## Begin

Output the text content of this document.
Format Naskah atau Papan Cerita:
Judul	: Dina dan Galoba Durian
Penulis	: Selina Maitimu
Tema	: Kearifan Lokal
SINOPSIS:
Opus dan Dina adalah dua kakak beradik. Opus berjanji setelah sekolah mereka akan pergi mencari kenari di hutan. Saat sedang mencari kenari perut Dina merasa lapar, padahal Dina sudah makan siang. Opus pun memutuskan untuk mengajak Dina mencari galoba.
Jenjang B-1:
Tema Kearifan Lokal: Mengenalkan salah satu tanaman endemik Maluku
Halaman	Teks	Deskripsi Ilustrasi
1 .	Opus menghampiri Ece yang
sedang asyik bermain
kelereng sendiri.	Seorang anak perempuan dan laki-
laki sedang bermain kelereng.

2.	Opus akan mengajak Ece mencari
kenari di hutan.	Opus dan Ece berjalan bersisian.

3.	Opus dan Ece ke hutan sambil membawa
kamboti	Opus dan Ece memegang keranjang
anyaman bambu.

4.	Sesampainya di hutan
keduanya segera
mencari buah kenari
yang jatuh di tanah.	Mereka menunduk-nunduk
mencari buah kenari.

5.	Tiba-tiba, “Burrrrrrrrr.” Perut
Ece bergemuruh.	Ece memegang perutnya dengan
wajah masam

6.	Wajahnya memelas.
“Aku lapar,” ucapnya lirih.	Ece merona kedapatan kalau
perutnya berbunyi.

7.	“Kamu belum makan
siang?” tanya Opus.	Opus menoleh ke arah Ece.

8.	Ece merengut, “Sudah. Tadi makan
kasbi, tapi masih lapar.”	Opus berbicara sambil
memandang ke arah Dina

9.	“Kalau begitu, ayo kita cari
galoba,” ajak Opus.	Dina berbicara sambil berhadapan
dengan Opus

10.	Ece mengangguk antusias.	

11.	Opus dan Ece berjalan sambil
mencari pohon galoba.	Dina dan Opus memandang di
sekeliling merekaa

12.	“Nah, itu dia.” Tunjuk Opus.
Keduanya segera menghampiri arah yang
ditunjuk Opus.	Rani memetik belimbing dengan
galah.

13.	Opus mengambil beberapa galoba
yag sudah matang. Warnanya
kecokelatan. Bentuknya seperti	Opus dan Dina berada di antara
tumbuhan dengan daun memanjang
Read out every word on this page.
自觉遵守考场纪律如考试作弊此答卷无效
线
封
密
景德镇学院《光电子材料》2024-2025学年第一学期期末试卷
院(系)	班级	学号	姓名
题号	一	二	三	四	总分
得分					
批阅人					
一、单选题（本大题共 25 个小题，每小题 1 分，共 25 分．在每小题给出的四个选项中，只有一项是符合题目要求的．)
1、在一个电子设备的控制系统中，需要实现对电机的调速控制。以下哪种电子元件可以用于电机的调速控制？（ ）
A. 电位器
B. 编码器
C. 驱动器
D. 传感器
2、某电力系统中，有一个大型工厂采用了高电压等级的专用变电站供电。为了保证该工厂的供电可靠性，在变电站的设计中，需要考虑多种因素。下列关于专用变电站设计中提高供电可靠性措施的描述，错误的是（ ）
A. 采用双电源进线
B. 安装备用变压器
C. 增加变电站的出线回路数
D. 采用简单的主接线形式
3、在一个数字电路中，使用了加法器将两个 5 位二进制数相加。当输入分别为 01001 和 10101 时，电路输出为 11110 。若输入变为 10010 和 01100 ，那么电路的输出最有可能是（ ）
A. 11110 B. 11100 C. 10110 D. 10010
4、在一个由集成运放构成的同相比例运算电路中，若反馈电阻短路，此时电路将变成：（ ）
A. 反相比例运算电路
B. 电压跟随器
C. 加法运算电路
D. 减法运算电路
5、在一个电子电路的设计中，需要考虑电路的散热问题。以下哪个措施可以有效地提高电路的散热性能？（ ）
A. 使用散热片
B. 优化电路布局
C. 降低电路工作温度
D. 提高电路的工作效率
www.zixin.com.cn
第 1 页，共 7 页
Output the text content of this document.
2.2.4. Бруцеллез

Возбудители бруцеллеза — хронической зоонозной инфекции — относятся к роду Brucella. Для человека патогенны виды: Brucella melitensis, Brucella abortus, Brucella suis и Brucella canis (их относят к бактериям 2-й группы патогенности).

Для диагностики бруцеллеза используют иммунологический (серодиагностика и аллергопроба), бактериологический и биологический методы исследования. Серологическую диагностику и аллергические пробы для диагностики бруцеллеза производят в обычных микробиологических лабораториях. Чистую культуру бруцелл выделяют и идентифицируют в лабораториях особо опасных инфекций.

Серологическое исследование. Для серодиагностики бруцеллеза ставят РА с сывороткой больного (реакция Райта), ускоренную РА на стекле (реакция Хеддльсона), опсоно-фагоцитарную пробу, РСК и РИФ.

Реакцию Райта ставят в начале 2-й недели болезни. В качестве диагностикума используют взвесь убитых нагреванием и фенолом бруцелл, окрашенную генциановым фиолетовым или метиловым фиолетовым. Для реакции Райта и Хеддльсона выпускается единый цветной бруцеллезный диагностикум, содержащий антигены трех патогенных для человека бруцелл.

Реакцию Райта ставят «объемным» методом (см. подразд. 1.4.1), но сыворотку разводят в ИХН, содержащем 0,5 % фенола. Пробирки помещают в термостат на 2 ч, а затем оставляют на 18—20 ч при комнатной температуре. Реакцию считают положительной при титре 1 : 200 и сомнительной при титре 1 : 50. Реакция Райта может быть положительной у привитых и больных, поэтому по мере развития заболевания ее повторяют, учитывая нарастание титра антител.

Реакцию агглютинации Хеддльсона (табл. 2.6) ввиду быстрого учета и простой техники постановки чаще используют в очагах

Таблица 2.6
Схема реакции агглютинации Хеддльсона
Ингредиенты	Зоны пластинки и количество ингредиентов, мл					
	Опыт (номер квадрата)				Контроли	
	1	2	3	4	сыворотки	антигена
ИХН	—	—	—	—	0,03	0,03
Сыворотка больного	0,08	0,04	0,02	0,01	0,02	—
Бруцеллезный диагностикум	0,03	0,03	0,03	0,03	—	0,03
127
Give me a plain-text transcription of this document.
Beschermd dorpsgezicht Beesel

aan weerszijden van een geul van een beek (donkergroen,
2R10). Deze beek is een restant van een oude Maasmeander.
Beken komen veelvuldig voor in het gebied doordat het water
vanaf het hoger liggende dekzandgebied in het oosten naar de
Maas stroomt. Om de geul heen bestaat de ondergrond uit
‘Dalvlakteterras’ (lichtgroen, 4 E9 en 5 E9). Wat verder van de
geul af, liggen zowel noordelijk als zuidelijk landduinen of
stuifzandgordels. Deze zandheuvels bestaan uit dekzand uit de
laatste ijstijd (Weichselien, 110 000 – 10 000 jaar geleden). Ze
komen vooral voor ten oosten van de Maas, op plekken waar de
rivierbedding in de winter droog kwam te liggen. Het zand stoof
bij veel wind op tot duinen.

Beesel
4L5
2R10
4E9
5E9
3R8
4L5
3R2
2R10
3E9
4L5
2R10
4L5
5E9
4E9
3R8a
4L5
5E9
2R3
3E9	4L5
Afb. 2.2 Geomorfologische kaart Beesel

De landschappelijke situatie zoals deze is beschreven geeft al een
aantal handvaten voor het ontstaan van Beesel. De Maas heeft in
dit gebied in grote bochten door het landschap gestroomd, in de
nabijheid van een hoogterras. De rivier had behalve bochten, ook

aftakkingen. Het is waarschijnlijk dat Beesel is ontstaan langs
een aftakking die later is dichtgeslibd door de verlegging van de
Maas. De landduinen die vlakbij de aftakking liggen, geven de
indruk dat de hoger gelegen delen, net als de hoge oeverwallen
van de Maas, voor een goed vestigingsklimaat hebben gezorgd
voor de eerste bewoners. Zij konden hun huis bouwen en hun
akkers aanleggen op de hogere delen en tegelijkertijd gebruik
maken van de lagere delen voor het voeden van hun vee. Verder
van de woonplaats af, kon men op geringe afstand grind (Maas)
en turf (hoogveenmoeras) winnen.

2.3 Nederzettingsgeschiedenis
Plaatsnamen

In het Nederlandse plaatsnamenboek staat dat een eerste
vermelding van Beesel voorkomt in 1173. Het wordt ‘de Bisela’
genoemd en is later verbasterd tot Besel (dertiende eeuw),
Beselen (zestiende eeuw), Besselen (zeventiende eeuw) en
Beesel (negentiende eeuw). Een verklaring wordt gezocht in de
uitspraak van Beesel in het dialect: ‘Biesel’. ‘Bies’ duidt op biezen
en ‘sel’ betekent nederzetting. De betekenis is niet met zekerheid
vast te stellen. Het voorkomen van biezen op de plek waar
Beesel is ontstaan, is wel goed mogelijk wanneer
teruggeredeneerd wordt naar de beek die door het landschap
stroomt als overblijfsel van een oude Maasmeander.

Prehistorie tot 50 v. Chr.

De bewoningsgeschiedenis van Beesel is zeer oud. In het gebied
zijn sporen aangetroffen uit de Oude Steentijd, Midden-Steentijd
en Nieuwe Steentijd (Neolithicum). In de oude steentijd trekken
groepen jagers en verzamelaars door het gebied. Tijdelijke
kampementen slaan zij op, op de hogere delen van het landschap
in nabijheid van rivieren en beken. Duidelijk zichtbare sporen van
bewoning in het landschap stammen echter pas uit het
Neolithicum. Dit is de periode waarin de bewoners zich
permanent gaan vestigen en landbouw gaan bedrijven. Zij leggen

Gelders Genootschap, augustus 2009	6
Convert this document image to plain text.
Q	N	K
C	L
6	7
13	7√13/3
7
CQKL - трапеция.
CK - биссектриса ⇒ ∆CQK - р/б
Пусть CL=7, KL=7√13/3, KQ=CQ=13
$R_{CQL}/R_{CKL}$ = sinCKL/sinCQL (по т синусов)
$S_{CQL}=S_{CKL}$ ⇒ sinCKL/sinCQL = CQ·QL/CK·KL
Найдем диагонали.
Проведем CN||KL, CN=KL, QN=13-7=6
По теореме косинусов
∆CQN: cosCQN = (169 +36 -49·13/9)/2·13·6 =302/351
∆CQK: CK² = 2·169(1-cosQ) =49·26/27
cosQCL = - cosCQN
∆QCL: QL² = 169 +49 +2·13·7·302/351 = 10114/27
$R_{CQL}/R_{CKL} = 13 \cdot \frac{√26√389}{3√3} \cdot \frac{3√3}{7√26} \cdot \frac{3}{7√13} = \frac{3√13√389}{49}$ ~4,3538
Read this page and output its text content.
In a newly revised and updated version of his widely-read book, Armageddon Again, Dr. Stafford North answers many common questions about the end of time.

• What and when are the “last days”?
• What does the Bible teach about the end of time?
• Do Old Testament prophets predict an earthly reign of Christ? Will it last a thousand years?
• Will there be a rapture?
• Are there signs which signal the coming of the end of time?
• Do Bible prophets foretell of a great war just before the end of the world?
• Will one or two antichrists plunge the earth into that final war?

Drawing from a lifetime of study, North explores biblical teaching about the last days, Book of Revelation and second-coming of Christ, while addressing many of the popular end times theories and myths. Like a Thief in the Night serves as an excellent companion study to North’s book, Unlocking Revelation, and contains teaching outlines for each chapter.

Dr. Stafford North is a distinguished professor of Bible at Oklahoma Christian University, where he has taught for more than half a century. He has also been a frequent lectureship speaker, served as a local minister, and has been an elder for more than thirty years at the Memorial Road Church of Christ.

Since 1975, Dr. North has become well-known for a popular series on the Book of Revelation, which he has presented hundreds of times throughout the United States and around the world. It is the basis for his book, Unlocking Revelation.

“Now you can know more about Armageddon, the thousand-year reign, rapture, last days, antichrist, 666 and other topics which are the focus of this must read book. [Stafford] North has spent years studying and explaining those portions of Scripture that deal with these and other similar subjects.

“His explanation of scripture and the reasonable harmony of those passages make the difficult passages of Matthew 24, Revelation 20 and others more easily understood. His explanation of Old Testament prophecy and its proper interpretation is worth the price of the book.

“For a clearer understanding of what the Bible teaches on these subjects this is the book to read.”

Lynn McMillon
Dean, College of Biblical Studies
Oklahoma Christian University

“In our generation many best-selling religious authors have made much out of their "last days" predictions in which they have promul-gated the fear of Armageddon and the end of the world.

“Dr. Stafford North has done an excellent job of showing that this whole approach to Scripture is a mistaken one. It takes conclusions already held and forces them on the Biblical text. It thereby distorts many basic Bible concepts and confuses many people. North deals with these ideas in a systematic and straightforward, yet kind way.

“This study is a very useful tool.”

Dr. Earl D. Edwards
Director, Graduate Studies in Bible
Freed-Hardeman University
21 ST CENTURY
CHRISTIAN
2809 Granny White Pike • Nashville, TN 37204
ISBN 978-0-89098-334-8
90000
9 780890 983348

## End

DIRECTIVE: From the listing, copy every line where the string "lapar" appears.

REPLY TO THE EXERCISE:
Opus dan Dina adalah dua kakak beradik. Opus berjanji setelah sekolah mereka akan pergi mencari kenari di hutan. Saat sedang mencari kenari perut Dina merasa lapar, padahal Dina sudah makan siang. Opus pun memutuskan untuk mengajak Dina mencari galoba.
“Aku lapar,” ucapnya lirih.	Ece merona kedapatan kalau
kasbi, tapi masih lapar.”	Opus berbicara sambil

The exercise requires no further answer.